### WORK INSTRUCTIONS
Go through the material below and copy each line where the word "falaises" appears.
** BEGIN SOURCE RECORDS **
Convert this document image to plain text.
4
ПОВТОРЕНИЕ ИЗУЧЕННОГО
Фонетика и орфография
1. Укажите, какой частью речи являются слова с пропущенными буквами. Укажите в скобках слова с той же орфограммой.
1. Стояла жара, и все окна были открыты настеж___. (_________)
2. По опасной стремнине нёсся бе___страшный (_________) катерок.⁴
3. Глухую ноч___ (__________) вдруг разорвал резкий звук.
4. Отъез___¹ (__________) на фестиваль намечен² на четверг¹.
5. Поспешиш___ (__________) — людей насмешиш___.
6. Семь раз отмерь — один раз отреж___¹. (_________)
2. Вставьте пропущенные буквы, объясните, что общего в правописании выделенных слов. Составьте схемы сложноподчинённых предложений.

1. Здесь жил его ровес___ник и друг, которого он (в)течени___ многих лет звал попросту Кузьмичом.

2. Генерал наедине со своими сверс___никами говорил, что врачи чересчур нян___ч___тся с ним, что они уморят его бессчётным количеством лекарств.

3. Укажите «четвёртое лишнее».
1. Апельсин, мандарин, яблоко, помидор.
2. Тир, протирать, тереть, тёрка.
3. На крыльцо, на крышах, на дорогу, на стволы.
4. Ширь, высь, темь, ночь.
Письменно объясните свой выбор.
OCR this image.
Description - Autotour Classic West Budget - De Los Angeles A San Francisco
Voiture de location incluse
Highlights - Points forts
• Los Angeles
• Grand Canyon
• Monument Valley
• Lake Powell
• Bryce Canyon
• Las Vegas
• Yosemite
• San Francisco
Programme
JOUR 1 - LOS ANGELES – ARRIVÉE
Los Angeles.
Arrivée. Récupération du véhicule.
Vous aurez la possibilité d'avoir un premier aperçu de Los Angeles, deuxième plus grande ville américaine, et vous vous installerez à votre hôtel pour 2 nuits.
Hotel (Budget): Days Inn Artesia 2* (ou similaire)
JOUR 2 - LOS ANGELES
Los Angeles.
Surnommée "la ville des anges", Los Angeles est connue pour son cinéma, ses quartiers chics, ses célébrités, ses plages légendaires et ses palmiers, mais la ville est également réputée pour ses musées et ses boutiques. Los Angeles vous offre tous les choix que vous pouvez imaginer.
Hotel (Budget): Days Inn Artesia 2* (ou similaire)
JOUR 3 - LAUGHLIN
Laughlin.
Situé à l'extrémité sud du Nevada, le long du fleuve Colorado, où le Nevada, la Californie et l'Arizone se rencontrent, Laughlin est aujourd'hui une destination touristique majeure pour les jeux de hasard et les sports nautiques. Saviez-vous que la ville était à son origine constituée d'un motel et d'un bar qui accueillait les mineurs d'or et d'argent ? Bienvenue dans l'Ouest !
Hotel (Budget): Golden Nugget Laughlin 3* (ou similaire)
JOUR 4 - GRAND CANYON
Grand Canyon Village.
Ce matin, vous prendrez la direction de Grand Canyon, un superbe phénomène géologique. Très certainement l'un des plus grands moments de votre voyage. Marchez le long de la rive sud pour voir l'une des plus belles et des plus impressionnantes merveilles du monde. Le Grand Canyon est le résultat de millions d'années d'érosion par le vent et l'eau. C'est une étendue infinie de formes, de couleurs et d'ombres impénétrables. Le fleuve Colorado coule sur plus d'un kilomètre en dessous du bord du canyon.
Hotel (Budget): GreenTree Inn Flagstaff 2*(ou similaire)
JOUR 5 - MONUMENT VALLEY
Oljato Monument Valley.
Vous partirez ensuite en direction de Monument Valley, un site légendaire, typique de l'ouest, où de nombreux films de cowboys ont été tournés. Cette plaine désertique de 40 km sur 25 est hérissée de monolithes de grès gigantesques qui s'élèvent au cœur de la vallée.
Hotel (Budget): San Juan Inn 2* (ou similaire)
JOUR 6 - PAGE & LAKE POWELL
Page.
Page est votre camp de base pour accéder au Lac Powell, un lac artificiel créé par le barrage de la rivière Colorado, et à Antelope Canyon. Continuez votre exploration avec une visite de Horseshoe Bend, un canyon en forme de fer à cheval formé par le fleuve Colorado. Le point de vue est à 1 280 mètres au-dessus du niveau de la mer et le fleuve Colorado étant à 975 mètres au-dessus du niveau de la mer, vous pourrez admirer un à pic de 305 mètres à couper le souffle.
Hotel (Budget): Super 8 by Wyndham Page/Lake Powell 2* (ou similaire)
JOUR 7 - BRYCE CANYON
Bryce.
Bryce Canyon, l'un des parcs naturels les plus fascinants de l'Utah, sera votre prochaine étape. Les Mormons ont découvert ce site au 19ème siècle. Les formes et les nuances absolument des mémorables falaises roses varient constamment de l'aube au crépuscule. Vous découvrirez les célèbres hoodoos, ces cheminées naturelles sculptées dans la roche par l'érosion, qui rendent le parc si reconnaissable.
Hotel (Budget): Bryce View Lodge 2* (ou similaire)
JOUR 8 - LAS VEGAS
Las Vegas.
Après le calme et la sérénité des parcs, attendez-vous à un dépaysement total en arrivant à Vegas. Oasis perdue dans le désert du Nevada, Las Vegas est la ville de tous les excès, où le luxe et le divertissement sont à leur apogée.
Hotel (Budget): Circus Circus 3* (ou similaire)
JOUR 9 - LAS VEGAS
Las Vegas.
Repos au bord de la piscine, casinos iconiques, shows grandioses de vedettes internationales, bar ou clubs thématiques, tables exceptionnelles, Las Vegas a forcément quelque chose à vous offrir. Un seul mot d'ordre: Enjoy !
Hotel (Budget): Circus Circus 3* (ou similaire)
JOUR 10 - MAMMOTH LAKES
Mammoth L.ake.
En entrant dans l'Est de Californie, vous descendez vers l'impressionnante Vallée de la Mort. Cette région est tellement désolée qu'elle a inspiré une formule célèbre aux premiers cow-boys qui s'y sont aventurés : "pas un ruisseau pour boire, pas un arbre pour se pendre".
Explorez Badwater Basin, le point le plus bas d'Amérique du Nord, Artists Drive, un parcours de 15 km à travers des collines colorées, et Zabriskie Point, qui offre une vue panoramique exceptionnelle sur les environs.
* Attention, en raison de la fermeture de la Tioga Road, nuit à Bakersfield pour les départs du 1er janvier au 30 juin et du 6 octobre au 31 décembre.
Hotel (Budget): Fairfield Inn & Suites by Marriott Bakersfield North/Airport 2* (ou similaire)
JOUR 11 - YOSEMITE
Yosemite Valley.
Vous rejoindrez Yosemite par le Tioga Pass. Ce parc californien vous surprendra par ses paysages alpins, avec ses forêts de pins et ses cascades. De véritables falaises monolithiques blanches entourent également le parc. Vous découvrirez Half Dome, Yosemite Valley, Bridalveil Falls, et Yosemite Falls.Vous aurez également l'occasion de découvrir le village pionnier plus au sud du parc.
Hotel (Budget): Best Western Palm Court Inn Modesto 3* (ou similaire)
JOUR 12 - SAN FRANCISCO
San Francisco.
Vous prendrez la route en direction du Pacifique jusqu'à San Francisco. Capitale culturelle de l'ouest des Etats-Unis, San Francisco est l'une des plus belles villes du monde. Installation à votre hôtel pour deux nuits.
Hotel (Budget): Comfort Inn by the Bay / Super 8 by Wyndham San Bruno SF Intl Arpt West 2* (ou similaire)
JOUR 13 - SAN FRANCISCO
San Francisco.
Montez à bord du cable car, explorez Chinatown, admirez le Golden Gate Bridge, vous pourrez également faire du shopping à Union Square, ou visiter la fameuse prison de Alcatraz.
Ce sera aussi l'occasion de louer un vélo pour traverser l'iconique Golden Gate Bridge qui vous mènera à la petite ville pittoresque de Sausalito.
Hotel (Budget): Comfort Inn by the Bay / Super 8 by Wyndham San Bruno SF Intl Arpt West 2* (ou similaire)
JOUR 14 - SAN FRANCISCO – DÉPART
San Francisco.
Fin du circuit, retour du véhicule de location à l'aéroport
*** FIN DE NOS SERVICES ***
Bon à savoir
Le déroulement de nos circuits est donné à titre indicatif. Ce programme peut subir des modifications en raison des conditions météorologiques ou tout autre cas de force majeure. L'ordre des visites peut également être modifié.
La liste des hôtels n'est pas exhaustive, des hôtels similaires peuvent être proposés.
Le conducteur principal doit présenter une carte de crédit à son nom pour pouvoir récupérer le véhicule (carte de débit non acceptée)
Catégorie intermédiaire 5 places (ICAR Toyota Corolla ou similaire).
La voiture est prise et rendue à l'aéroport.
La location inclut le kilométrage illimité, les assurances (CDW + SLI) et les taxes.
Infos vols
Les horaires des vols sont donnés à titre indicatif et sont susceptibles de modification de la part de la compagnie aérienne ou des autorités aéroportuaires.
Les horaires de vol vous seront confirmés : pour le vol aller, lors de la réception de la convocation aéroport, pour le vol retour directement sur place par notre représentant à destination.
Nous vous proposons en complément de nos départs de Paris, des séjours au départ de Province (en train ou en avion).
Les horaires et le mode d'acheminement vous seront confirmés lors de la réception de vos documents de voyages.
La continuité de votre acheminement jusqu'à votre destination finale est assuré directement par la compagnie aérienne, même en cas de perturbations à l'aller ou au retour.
** END SOURCE RECORDS **
### SOLUTION FOR THIS EXERCISE
Bryce Canyon, l'un des parcs naturels les plus fascinants de l'Utah, sera votre prochaine étape. Les Mormons ont découvert ce site au 19ème siècle. Les formes et les nuances absolument des mémorables falaises roses varient constamment de l'aube au crépuscule. Vous découvrirez les célèbres hoodoos, ces cheminées naturelles sculptées dans la roche par l'érosion, qui rendent le parc si reconnaissable.
Vous rejoindrez Yosemite par le Tioga Pass. Ce parc californien vous surprendra par ses paysages alpins, avec ses forêts de pins et ses cascades. De véritables falaises monolithiques blanches entourent également le parc. Vous découvrirez Half Dome, Yosemite Valley, Bridalveil Falls, et Yosemite Falls.Vous aurez également l'occasion de découvrir le village pionnier plus au sud du parc.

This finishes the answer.